* _DATA SHOWN_
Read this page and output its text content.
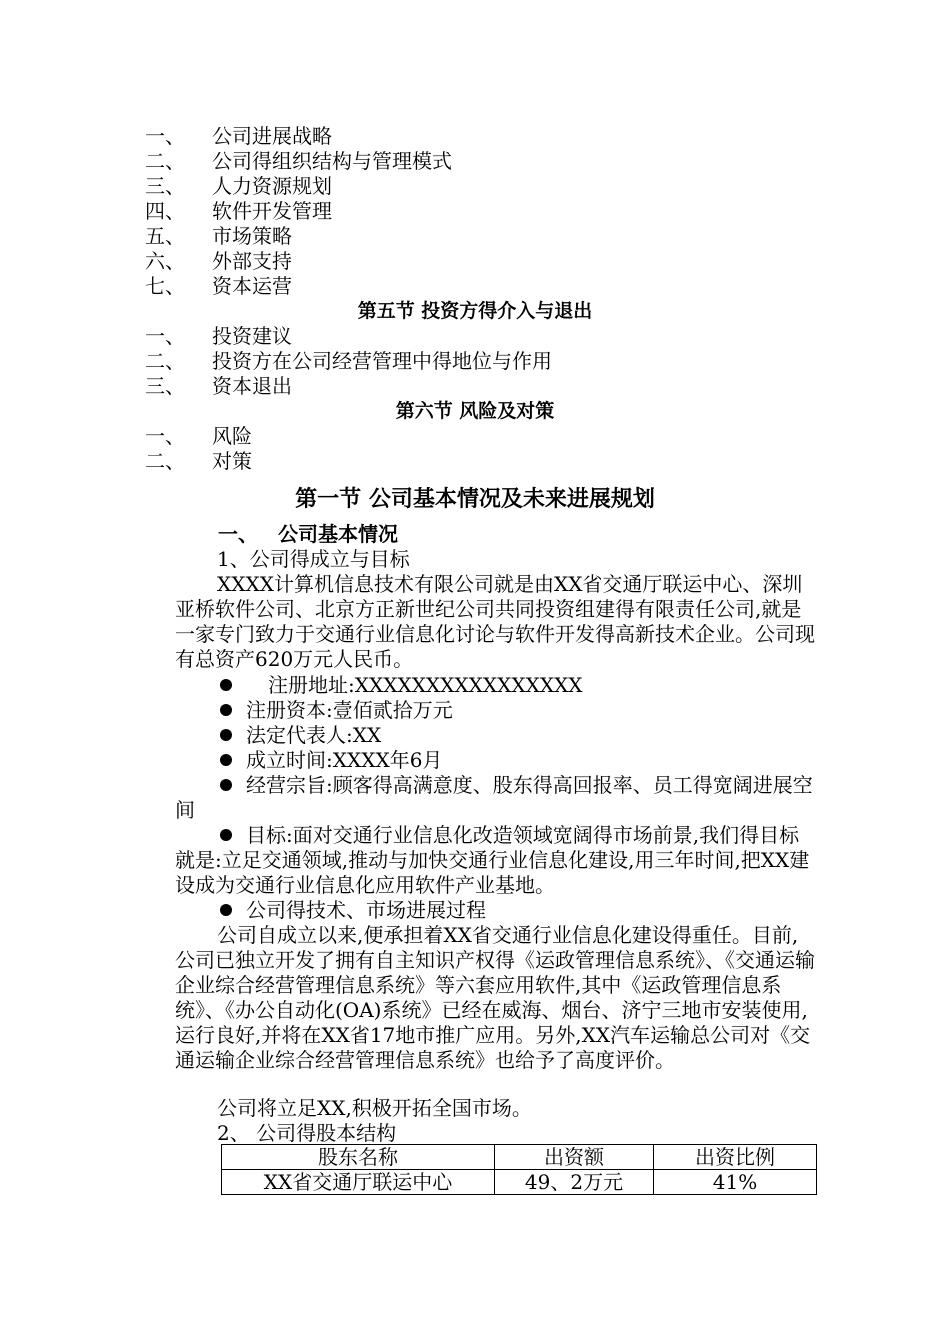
一、 公司进展战略
二、 公司得组织结构与管理模式
三、 人力资源规划
四、 软件开发管理
五、 市场策略
六、 外部支持
七、 资本运营
第五节 投资方得介入与退出
一、 投资建议
二、 投资方在公司经营管理中得地位与作用
三、 资本退出
第六节 风险及对策
一、 风险
二、 对策
第一节 公司基本情况及未来进展规划
一、 公司基本情况
1、公司得成立与目标
XXXX计算机信息技术有限公司就是由XX省交通厅联运中心、深圳亚桥软件公司、北京方正新世纪公司共同投资组建得有限责任公司,就是一家专门致力于交通行业信息化讨论与软件开发得高新技术企业。公司现有总资产620万元人民币。
注册地址:XXXXXXXXXXXXXXXX
注册资本:壹佰贰拾万元
法定代表人:XX
成立时间:XXXX年6月
经营宗旨:顾客得高满意度、股东得高回报率、员工得宽阔进展空间
目标:面对交通行业信息化改造领域宽阔得市场前景,我们得目标就是:立足交通领域,推动与加快交通行业信息化建设,用三年时间,把XX建设成为交通行业信息化应用软件产业基地。
公司得技术、市场进展过程
公司自成立以来,便承担着XX省交通行业信息化建设得重任。目前,公司已独立开发了拥有自主知识产权得《运政管理信息系统》、《交通运输企业综合经营管理信息系统》等六套应用软件,其中《运政管理信息系统》、《办公自动化(OA)系统》已经在威海、烟台、济宁三地市安装使用,运行良好,并将在XX省17地市推广应用。另外,XX汽车运输总公司对《交通运输企业综合经营管理信息系统》也给予了高度评价。
公司将立足XX,积极开拓全国市场。
2、 公司得股本结构
股东名称	出资额	出资比例
XX省交通厅联运中心	49、2万元	41%
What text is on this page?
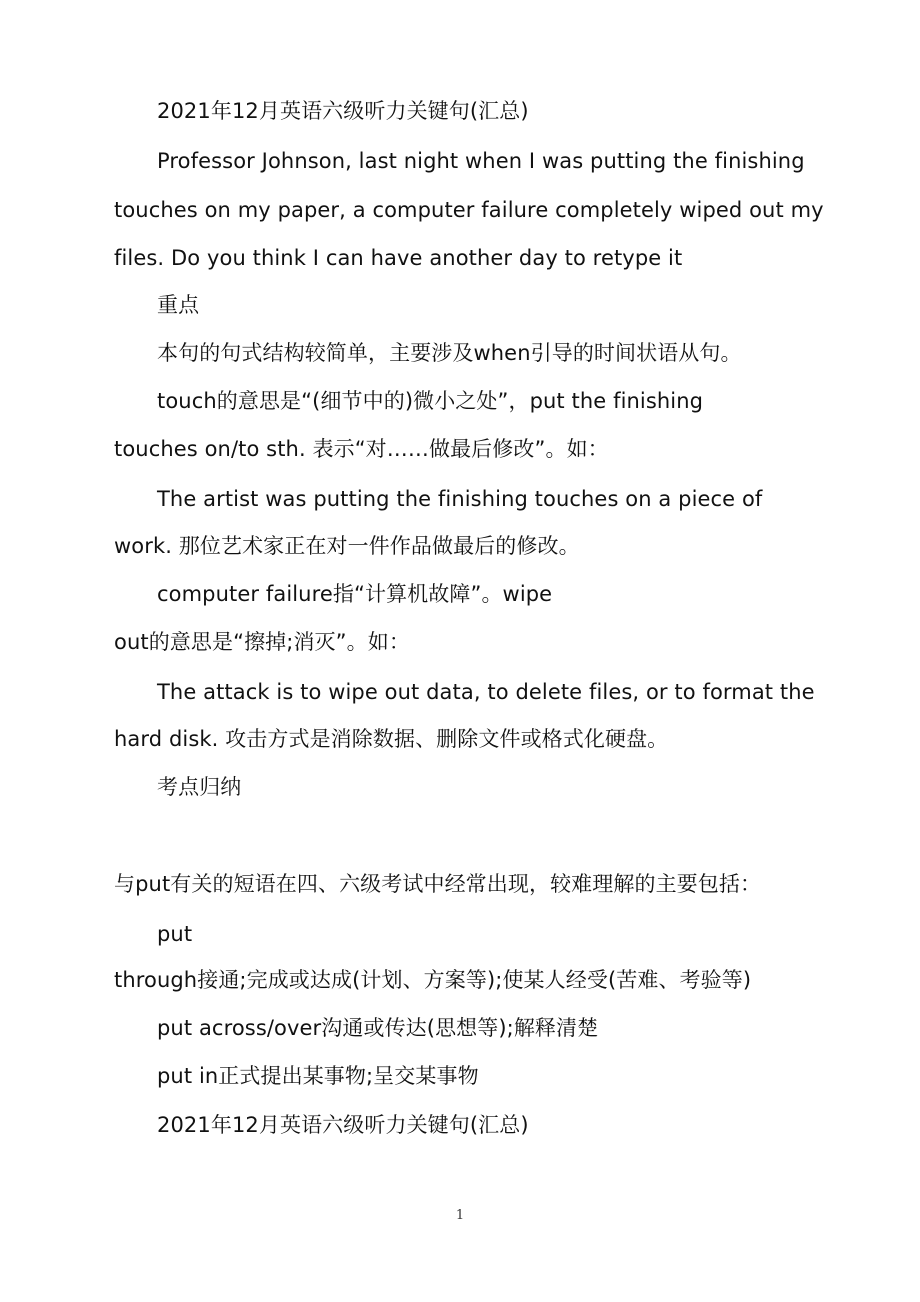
2021年12月英语六级听力关键句(汇总)
Professor Johnson, last night when I was putting the finishing
touches on my paper, a computer failure completely wiped out my
files. Do you think I can have another day to retype it
重点
本句的句式结构较简单，主要涉及when引导的时间状语从句。
touch的意思是“(细节中的)微小之处”，put the finishing
touches on/to sth. 表示“对……做最后修改”。如：
The artist was putting the finishing touches on a piece of
work. 那位艺术家正在对一件作品做最后的修改。
computer failure指“计算机故障”。wipe
out的意思是“擦掉;消灭”。如：
The attack is to wipe out data, to delete files, or to format the
hard disk. 攻击方式是消除数据、删除文件或格式化硬盘。
考点归纳
与put有关的短语在四、六级考试中经常出现，较难理解的主要包括：
put
through接通;完成或达成(计划、方案等);使某人经受(苦难、考验等)
put across/over沟通或传达(思想等);解释清楚
put in正式提出某事物;呈交某事物
2021年12月英语六级听力关键句(汇总)
1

* _WHAT IS REQUIRED_
Look through the entries and return every line where "computer" appears.

* _SOLUTION_
touches on my paper, a computer failure completely wiped out my
computer failure指“计算机故障”。wipe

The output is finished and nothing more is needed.